TASK DETAILS: Work through the data below and copy out every line where "connector" is found.

INFORMATION SUPPLIED Start Marker

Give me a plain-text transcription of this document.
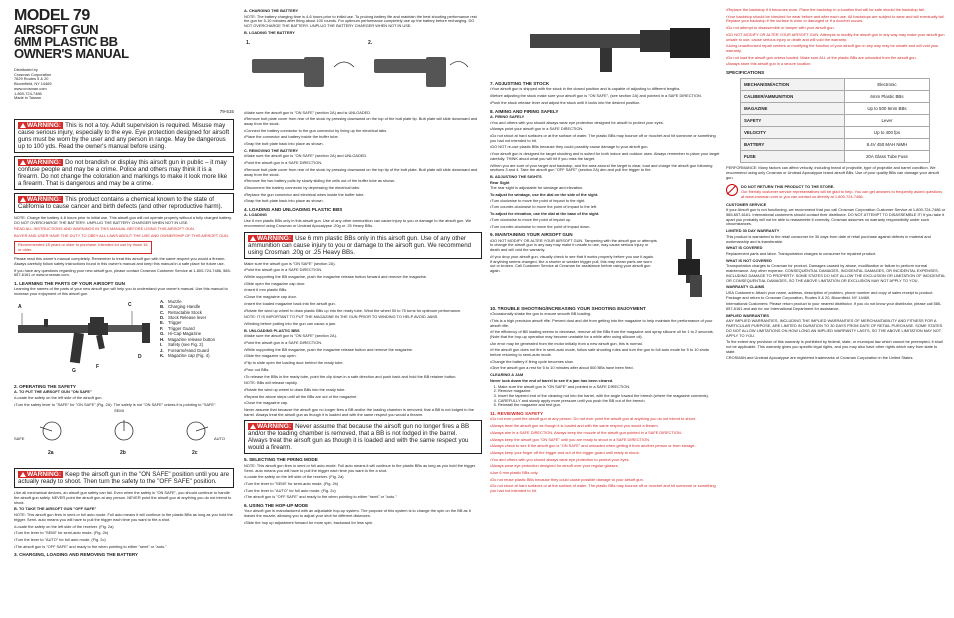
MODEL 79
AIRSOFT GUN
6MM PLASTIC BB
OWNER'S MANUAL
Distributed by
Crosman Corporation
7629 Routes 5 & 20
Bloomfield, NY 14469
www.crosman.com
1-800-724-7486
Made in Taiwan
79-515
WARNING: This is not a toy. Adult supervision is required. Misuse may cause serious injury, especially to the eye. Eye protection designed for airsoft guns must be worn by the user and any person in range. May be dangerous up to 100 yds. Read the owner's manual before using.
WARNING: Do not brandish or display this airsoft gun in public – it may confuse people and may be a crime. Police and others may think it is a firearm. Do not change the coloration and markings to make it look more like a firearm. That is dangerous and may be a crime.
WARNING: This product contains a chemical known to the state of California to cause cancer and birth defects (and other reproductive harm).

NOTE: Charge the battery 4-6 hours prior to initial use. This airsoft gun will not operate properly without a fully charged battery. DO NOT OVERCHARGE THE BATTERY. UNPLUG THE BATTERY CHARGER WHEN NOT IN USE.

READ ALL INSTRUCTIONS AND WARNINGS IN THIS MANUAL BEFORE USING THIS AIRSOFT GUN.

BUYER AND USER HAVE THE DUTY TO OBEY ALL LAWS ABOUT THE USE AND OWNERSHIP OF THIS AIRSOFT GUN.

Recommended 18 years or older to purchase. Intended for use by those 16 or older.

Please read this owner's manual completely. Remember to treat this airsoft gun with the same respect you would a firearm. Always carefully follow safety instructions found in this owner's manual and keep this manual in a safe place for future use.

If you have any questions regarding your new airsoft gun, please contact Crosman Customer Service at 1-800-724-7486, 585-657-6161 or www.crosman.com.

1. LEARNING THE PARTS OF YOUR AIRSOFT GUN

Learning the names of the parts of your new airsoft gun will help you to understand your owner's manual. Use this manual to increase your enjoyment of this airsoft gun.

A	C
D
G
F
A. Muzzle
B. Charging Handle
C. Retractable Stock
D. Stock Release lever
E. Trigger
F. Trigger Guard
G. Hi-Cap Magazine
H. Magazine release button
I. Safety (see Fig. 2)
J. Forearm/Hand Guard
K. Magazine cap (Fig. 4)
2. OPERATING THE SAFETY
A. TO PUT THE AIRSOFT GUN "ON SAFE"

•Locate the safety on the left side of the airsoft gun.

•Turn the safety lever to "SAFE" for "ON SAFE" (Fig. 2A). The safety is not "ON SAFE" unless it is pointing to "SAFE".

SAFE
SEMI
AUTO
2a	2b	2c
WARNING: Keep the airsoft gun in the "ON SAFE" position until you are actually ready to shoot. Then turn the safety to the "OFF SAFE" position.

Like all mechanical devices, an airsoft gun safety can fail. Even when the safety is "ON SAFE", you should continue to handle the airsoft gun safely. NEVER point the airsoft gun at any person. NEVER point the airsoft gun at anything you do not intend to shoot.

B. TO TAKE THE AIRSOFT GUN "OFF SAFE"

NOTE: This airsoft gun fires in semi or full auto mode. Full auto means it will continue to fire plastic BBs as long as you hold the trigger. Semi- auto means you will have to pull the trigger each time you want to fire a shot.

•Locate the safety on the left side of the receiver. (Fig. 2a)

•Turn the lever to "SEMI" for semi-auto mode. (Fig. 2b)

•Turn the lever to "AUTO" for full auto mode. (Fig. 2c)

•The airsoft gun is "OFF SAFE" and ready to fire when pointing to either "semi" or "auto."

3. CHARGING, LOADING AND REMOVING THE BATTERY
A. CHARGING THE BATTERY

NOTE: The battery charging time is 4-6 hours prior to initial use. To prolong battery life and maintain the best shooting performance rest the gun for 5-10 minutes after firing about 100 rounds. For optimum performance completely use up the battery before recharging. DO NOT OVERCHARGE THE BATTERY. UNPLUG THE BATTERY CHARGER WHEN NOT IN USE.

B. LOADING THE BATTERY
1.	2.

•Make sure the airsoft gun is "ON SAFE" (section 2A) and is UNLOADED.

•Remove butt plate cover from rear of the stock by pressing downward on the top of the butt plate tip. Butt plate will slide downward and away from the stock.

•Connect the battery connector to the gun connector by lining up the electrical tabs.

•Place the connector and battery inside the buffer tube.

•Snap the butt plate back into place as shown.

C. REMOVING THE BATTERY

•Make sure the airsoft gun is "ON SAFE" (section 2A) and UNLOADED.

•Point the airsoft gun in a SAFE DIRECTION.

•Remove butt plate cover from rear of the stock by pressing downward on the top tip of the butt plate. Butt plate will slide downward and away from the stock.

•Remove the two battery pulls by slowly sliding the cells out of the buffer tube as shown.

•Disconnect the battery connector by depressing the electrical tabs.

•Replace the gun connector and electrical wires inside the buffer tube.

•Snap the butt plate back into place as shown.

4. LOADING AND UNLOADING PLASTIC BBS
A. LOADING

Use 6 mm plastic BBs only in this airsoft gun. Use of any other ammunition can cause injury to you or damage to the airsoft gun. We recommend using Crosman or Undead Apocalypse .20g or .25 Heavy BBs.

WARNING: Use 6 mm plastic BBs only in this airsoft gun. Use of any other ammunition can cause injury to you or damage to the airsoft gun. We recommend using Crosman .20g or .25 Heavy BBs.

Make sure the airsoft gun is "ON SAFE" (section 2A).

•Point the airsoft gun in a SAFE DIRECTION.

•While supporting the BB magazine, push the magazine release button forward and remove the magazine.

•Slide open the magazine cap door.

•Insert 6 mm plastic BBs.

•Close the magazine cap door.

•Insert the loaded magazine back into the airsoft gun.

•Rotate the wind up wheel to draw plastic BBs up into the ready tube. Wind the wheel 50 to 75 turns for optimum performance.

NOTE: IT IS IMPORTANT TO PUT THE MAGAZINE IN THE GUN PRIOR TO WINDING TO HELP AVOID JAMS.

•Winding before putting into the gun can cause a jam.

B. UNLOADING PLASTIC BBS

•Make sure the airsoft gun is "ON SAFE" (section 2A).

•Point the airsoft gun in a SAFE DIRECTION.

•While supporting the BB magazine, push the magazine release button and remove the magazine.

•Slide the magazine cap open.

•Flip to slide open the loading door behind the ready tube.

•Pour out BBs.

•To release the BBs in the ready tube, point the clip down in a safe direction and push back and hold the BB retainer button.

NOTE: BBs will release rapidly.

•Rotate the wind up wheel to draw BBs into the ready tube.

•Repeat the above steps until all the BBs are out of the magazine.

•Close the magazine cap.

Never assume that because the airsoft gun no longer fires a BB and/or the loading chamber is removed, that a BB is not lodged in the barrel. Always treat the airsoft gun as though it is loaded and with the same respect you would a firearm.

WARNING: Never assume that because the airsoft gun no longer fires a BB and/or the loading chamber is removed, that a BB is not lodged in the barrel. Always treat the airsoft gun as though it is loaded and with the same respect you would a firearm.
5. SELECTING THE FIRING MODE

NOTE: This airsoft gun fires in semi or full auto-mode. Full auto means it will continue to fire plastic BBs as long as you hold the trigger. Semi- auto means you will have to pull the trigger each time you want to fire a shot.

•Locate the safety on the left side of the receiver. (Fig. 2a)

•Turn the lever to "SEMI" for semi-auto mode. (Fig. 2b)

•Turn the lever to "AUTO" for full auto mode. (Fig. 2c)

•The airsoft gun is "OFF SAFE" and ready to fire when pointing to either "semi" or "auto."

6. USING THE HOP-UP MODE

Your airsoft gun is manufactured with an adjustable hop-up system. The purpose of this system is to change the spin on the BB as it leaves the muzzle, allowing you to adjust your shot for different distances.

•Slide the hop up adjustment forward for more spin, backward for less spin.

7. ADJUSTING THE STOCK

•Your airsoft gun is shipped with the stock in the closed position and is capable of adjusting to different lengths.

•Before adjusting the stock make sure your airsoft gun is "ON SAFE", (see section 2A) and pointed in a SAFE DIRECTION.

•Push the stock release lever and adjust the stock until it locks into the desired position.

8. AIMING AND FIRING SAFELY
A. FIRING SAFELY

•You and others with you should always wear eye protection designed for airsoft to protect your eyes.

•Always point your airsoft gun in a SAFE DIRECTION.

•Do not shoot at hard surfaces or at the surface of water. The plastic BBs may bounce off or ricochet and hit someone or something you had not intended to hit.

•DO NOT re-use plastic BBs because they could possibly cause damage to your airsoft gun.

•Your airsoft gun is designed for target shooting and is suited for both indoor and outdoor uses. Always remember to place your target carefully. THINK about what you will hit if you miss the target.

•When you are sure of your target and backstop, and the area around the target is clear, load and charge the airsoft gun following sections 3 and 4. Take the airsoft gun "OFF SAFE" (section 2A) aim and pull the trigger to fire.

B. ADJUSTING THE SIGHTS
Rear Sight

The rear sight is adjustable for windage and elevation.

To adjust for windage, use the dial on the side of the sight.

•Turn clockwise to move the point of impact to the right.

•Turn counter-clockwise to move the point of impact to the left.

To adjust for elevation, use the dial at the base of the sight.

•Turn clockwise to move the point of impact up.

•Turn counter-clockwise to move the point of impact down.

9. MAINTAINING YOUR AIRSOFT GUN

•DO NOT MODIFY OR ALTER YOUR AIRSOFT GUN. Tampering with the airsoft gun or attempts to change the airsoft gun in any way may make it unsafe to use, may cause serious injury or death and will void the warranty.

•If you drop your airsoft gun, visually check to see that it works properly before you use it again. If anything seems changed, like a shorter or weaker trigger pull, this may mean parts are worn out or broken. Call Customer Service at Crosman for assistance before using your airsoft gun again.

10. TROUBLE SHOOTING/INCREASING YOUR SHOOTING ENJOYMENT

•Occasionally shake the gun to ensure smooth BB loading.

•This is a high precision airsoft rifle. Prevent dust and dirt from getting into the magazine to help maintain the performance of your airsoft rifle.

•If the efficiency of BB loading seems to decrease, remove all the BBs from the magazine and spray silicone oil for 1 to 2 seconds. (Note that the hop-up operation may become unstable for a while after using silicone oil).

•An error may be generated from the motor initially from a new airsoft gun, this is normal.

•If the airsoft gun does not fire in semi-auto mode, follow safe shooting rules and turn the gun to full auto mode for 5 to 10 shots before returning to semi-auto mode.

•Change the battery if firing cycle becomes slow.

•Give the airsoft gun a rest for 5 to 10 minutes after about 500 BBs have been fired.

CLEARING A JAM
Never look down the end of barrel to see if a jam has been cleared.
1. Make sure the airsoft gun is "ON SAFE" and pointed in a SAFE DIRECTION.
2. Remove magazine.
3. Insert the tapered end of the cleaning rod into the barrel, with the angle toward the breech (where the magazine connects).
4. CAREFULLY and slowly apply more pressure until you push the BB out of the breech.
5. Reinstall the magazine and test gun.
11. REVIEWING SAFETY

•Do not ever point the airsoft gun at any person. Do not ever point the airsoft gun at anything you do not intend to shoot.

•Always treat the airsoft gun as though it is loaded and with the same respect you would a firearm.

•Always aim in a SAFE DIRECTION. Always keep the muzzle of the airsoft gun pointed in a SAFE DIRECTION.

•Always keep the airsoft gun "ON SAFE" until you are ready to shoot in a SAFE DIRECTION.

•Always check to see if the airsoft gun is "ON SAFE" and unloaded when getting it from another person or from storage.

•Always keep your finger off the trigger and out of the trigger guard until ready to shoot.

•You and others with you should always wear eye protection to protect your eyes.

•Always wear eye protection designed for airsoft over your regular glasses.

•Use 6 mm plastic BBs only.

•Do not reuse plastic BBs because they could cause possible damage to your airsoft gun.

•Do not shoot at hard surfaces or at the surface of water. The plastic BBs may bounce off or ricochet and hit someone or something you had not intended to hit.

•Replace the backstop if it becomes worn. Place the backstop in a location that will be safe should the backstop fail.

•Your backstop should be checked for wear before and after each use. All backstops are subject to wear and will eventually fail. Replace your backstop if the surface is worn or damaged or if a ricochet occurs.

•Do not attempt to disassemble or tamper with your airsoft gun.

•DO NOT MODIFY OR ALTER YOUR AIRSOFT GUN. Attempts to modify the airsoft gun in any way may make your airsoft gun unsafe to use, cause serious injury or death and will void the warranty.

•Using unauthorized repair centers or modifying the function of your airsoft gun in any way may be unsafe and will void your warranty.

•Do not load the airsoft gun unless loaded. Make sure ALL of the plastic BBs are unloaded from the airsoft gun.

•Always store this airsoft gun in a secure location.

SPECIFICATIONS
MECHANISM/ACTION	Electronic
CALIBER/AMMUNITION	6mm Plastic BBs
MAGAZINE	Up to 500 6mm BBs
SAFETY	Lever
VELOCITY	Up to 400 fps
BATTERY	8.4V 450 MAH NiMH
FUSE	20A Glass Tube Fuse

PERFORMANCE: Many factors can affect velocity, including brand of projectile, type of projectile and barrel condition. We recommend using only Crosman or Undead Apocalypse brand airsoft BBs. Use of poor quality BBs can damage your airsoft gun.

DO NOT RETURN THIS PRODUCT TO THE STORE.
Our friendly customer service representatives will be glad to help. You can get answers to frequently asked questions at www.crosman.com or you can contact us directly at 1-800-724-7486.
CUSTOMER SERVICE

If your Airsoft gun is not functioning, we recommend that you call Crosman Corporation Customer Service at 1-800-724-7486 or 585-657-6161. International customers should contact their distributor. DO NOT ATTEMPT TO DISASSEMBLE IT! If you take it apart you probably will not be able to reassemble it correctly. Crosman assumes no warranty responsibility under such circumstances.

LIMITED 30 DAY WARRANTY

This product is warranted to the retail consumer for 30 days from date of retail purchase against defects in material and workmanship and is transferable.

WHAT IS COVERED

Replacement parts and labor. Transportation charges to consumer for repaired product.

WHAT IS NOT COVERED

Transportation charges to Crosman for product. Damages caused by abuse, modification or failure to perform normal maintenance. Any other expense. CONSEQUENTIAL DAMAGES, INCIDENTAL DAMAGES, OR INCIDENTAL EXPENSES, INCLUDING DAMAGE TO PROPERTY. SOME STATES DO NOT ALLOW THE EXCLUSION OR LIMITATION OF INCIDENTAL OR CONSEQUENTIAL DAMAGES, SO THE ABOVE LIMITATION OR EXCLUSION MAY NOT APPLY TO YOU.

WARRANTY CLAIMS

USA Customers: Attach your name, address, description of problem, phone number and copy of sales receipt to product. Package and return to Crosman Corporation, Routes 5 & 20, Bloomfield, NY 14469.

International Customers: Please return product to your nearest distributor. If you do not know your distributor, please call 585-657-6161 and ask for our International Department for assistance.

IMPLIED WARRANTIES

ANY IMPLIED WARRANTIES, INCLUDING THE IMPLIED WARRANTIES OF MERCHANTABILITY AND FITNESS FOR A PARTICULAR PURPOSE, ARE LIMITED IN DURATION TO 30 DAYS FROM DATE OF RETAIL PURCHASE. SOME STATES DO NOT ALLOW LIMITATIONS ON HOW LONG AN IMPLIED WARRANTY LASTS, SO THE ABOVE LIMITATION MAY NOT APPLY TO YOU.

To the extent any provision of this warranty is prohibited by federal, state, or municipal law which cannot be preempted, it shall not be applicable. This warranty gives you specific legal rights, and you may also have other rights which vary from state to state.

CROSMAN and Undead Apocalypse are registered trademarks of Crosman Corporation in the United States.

INFORMATION SUPPLIED End Marker

ANSWER FOR THE TASK:
•Connect the battery connector to the gun connector by lining up the electrical tabs.
•Place the connector and battery inside the buffer tube.
•Disconnect the battery connector by depressing the electrical tabs.
•Replace the gun connector and electrical wires inside the buffer tube.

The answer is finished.